── Given data ──

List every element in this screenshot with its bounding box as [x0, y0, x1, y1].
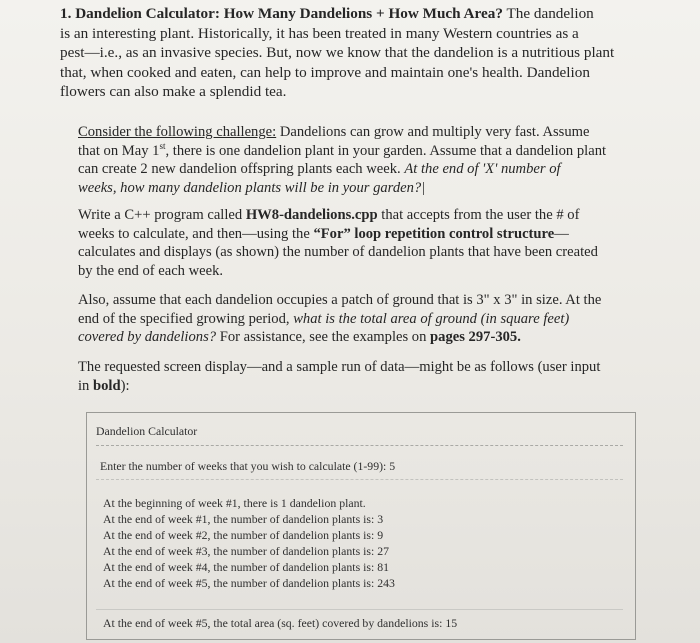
problem-intro — [60, 4, 670, 102]
program-text: calculates and displays (as shown) the number of dandelion plants that have been created — [78, 244, 598, 261]
display-bold: bold — [93, 377, 121, 394]
divider — [96, 479, 623, 480]
divider — [96, 609, 623, 610]
challenge-question: At the end of 'X' number of — [404, 161, 561, 178]
area-text: Also, assume that each dandelion occupies a patch of ground that is 3" x 3" in size. At the — [78, 292, 602, 308]
area-question: what is the total area of ground (in square feet) — [293, 310, 570, 327]
area-text: end of the specified growing period, — [78, 310, 294, 327]
challenge-text: Dandelions can grow and multiply very fast. Assume — [276, 124, 590, 140]
challenge-label: Consider the following challenge: — [78, 124, 277, 140]
sample-run-total: At the end of week #5, the total area (sq. feet) covered by dandelions is: 15 — [103, 616, 458, 630]
page-reference: pages 297-305. — [430, 329, 521, 346]
sample-run-prompt: Enter the number of weeks that you wish to calculate (1-99): 5 — [100, 459, 396, 473]
result-line: At the end of week #4, the number of dandelion plants is: 81 — [103, 560, 390, 574]
challenge-paragraph — [78, 123, 638, 197]
result-line: At the end of week #3, the number of dandelion plants is: 27 — [103, 544, 390, 558]
display-text: ): — [120, 377, 130, 394]
problem-heading: 1. Dandelion Calculator: How Many Dandelions + How Much Area? — [60, 5, 503, 22]
program-text: Write a C++ program called — [78, 207, 246, 223]
program-text: by the end of each week. — [78, 262, 224, 279]
challenge-question: weeks, how many dandelion plants will be in your garden?| — [78, 179, 426, 196]
ordinal-suffix: st — [159, 140, 166, 151]
challenge-text: that on May 1 — [78, 142, 160, 159]
program-text: — — [554, 225, 569, 242]
program-filename: HW8-dandelions.cpp — [245, 207, 378, 223]
challenge-text: , there is one dandelion plant in your garden. Assume that a dandelion plant — [165, 142, 607, 159]
sample-run-results — [103, 495, 395, 591]
result-line: At the end of week #1, the number of dandelion plants is: 3 — [103, 512, 384, 526]
program-paragraph — [78, 206, 638, 280]
area-paragraph — [78, 291, 638, 347]
result-line: At the end of week #2, the number of dandelion plants is: 9 — [103, 528, 384, 542]
area-question: covered by dandelions? — [78, 329, 217, 346]
divider — [96, 445, 623, 446]
display-text: The requested screen display—and a sample run of data—might be as follows (user input — [78, 359, 601, 375]
display-text: in — [78, 377, 93, 394]
challenge-text: can create 2 new dandelion offspring plants each week. — [78, 161, 405, 178]
result-line: At the beginning of week #1, there is 1 dandelion plant. — [103, 496, 366, 510]
result-line: At the end of week #5, the number of dandelion plants is: 243 — [103, 576, 395, 590]
loop-structure: “For” loop repetition control structure — [313, 225, 555, 242]
intro-line: flowers can also make a splendid tea. — [60, 83, 287, 101]
intro-line: is an interesting plant. Historically, it has been treated in many Western countries as a — [60, 24, 579, 42]
program-text: weeks to calculate, and then—using the — [78, 225, 314, 242]
sample-run-box — [86, 412, 636, 640]
program-text: that accepts from the user the # of — [377, 207, 580, 223]
area-text: For assistance, see the examples on — [216, 329, 431, 346]
intro-line: The dandelion — [506, 5, 594, 22]
intro-line: pest—i.e., as an invasive species. But, now we know that the dandelion is a nutritious plant — [60, 44, 615, 62]
intro-line: that, when cooked and eaten, can help to improve and maintain one's health. Dandelion — [60, 63, 590, 81]
sample-run-title: Dandelion Calculator — [96, 424, 198, 438]
display-note — [78, 358, 638, 395]
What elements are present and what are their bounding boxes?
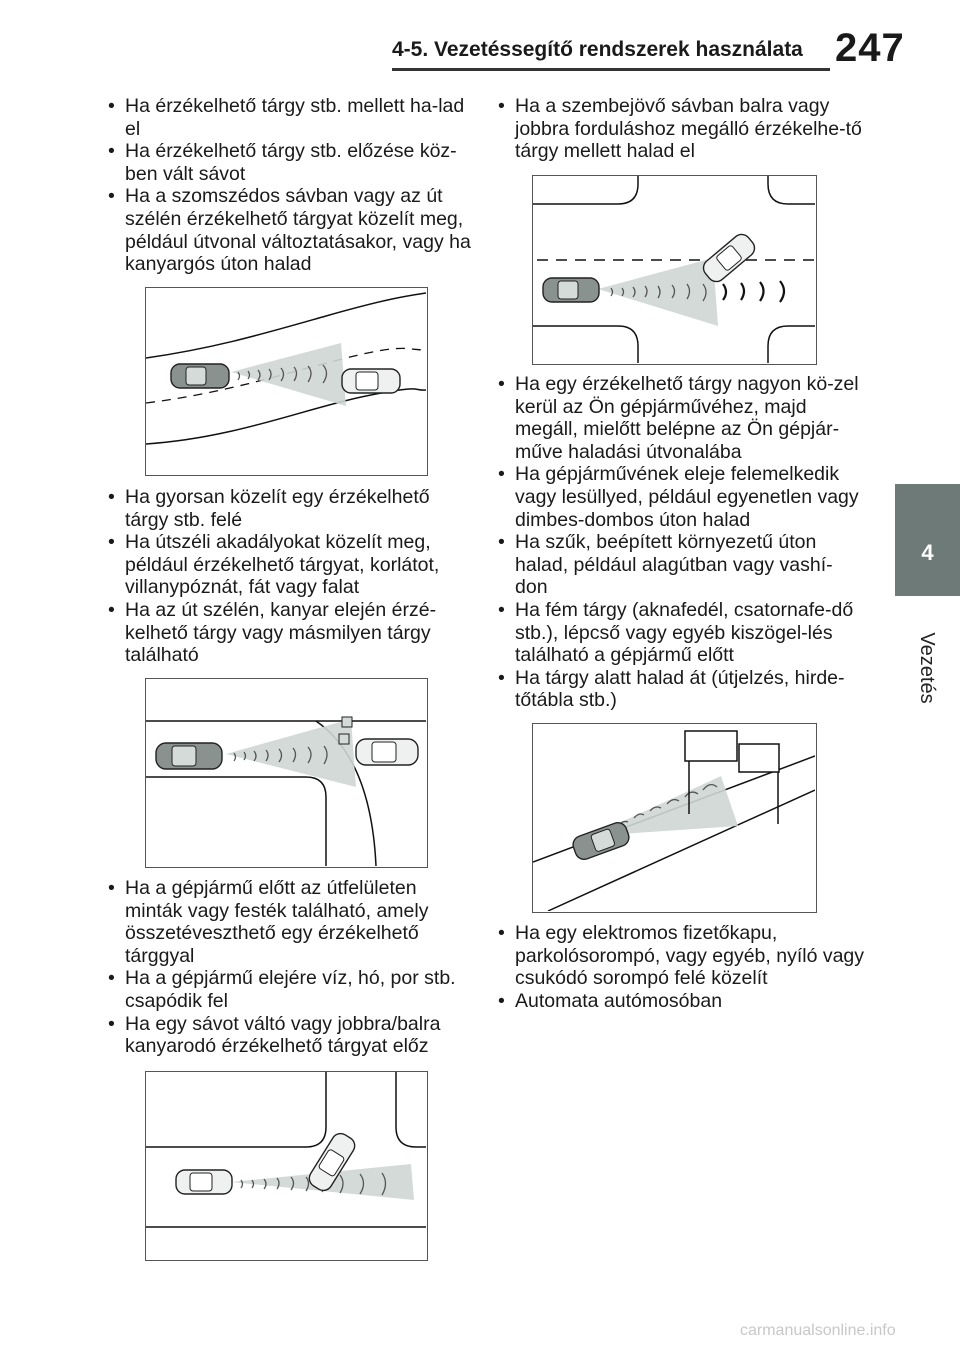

───

→ What the task asks
Please retype the lines between the line holding "problem-intro — [60, 4, 670, 102]" and the line holding "divider — [96, 609, 623, 610]", inclusive.

→ Solution to this task
problem-intro — [60, 4, 670, 102]
program-text: calculates and displays (as shown) the number of dandelion plants that have been created — [78, 244, 598, 261]
display-bold: bold — [93, 377, 121, 394]
divider — [96, 479, 623, 480]
divider — [96, 609, 623, 610]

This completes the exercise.